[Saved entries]
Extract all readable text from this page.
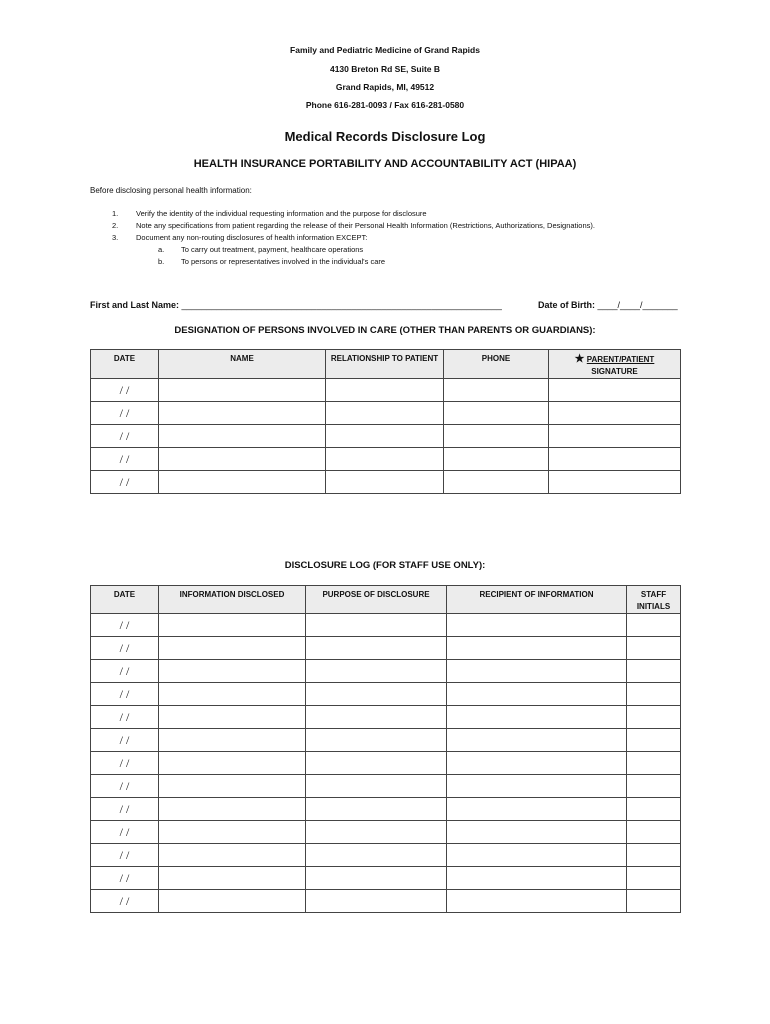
Family and Pediatric Medicine of Grand Rapids
4130 Breton Rd SE, Suite B
Grand Rapids, MI, 49512
Phone 616-281-0093 / Fax 616-281-0580
Medical Records Disclosure Log
HEALTH INSURANCE PORTABILITY AND ACCOUNTABILITY ACT (HIPAA)
Before disclosing personal health information:
1. Verify the identity of the individual requesting information and the purpose for disclosure
2. Note any specifications from patient regarding the release of their Personal Health Information (Restrictions, Authorizations, Designations).
3. Document any non-routing disclosures of health information EXCEPT:
a. To carry out treatment, payment, healthcare operations
b. To persons or representatives involved in the individual's care
First and Last Name: ________________________________________________________________	Date of Birth: ____/____/_______
DESIGNATION OF PERSONS INVOLVED IN CARE (OTHER THAN PARENTS OR GUARDIANS):
DATE	NAME	RELATIONSHIP TO PATIENT	PHONE	★ PARENT/PATIENT
SIGNATURE
/ /				
/ /				
/ /				
/ /				
/ /				
DISCLOSURE LOG (FOR STAFF USE ONLY):
DATE	INFORMATION DISCLOSED	PURPOSE OF DISCLOSURE	RECIPIENT OF INFORMATION	STAFF INITIALS
/ /				
/ /				
/ /				
/ /				
/ /				
/ /				
/ /				
/ /				
/ /				
/ /				
/ /				
/ /				
/ /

* **EXERCISE PROMPT**: Which lines hold the word "Grand"? Copy every one of them.

* **ANSWER**:
Family and Pediatric Medicine of Grand Rapids
Grand Rapids, MI, 49512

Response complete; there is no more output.